### Input ###

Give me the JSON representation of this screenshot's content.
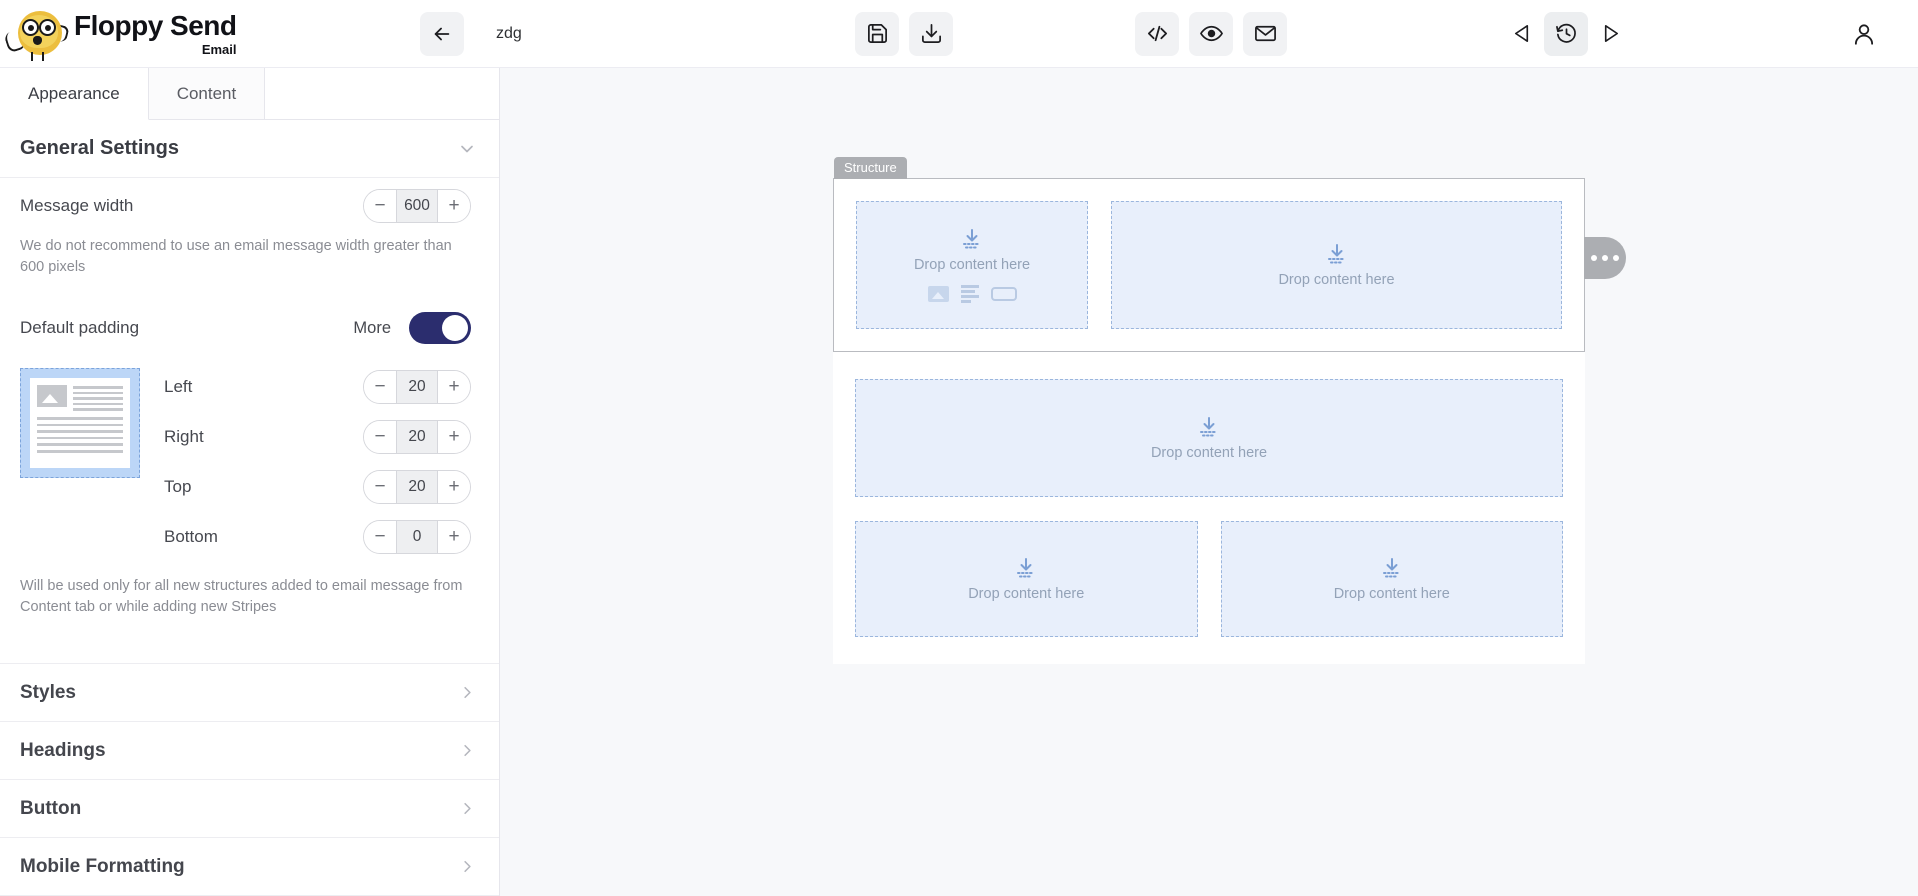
{
  "brand": {
    "name": "Floppy Send",
    "sub": "Email",
    "logo_icon": "owl-mascot-icon"
  },
  "topbar": {
    "back_icon": "arrow-left-icon",
    "document_title": "zdg",
    "save_icon": "floppy-disk-save-icon",
    "download_icon": "download-icon",
    "code_icon": "code-brackets-icon",
    "preview_icon": "eye-preview-icon",
    "email_icon": "envelope-icon",
    "undo_icon": "triangle-left-undo-icon",
    "history_icon": "clock-history-icon",
    "redo_icon": "triangle-right-redo-icon",
    "account_icon": "user-account-icon"
  },
  "sidebar": {
    "tabs": [
      {
        "label": "Appearance",
        "active": true
      },
      {
        "label": "Content",
        "active": false
      }
    ],
    "general_settings": {
      "title": "General Settings",
      "collapse_icon": "chevron-down-icon",
      "message_width": {
        "label": "Message width",
        "value": "600",
        "minus": "−",
        "plus": "+",
        "hint": "We do not recommend to use an email message width greater than 600 pixels"
      },
      "default_padding": {
        "label": "Default padding",
        "more_label": "More",
        "toggle_on": true,
        "toggle_color": "#2b2d6e",
        "preview_icon": "padding-preview-thumbnail",
        "fields": [
          {
            "label": "Left",
            "value": "20"
          },
          {
            "label": "Right",
            "value": "20"
          },
          {
            "label": "Top",
            "value": "20"
          },
          {
            "label": "Bottom",
            "value": "0"
          }
        ],
        "hint": "Will be used only for all new structures added to email message from Content tab or while adding new Stripes"
      }
    },
    "sections": [
      {
        "label": "Styles",
        "chevron": "chevron-right-icon"
      },
      {
        "label": "Headings",
        "chevron": "chevron-right-icon"
      },
      {
        "label": "Button",
        "chevron": "chevron-right-icon"
      },
      {
        "label": "Mobile Formatting",
        "chevron": "chevron-right-icon"
      }
    ]
  },
  "canvas": {
    "structure_label": "Structure",
    "options_icon": "three-dots-menu-icon",
    "drop_icon": "drop-here-arrow-icon",
    "quick_add": {
      "image_icon": "image-block-icon",
      "text_icon": "text-block-icon",
      "button_icon": "button-block-icon"
    },
    "dropzones": [
      {
        "text": "Drop content here",
        "has_quick_add": true
      },
      {
        "text": "Drop content here",
        "has_quick_add": false
      },
      {
        "text": "Drop content here",
        "has_quick_add": false
      },
      {
        "text": "Drop content here",
        "has_quick_add": false
      },
      {
        "text": "Drop content here",
        "has_quick_add": false
      }
    ]
  }
}
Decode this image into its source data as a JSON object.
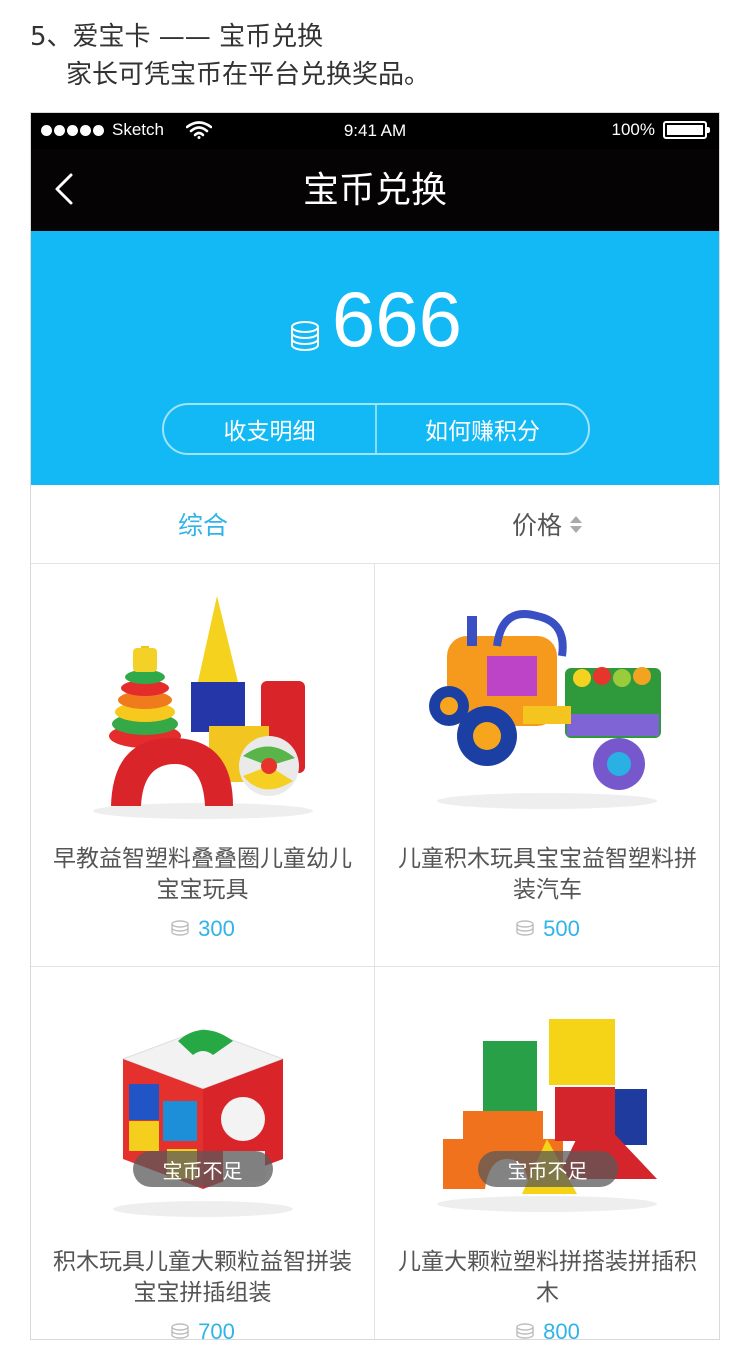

###

**Direction**
Exactly as written, return every line of the listing, but not the pictures.

**The reply**
Give me the JSON representation of this screenshot's content.
{
  "brand": {
    "name": "Floppy Send",
    "sub": "Email",
    "logo_icon": "owl-mascot-icon"
  },
  "topbar": {
    "back_icon": "arrow-left-icon",
    "document_title": "zdg",
    "save_icon": "floppy-disk-save-icon",
    "download_icon": "download-icon",
    "code_icon": "code-brackets-icon",
    "preview_icon": "eye-preview-icon",
    "email_icon": "envelope-icon",
    "undo_icon": "triangle-left-undo-icon",
    "history_icon": "clock-history-icon",
    "redo_icon": "triangle-right-redo-icon",
    "account_icon": "user-account-icon"
  },
  "sidebar": {
    "tabs": [
      {
        "label": "Appearance",
        "active": true
      },
      {
        "label": "Content",
        "active": false
      }
    ],
    "general_settings": {
      "title": "General Settings",
      "collapse_icon": "chevron-down-icon",
      "message_width": {
        "label": "Message width",
        "value": "600",
        "minus": "−",
        "plus": "+",
        "hint": "We do not recommend to use an email message width greater than 600 pixels"
      },
      "default_padding": {
        "label": "Default padding",
        "more_label": "More",
        "toggle_on": true,
        "toggle_color": "#2b2d6e",
        "preview_icon": "padding-preview-thumbnail",
        "fields": [
          {
            "label": "Left",
            "value": "20"
          },
          {
            "label": "Right",
            "value": "20"
          },
          {
            "label": "Top",
            "value": "20"
          },
          {
            "label": "Bottom",
            "value": "0"
          }
        ],
        "hint": "Will be used only for all new structures added to email message from Content tab or while adding new Stripes"
      }
    },
    "sections": [
      {
        "label": "Styles",
        "chevron": "chevron-right-icon"
      },
      {
        "label": "Headings",
        "chevron": "chevron-right-icon"
      },
      {
        "label": "Button",
        "chevron": "chevron-right-icon"
      },
      {
        "label": "Mobile Formatting",
        "chevron": "chevron-right-icon"
      }
    ]
  },
  "canvas": {
    "structure_label": "Structure",
    "options_icon": "three-dots-menu-icon",
    "drop_icon": "drop-here-arrow-icon",
    "quick_add": {
      "image_icon": "image-block-icon",
      "text_icon": "text-block-icon",
      "button_icon": "button-block-icon"
    },
    "dropzones": [
      {
        "text": "Drop content here",
        "has_quick_add": true
      },
      {
        "text": "Drop content here",
        "has_quick_add": false
      },
      {
        "text": "Drop content here",
        "has_quick_add": false
      },
      {
        "text": "Drop content here",
        "has_quick_add": false
      },
      {
        "text": "Drop content here",
        "has_quick_add": false
      }
    ]
  }
}
Decode this image into its source data as a JSON object.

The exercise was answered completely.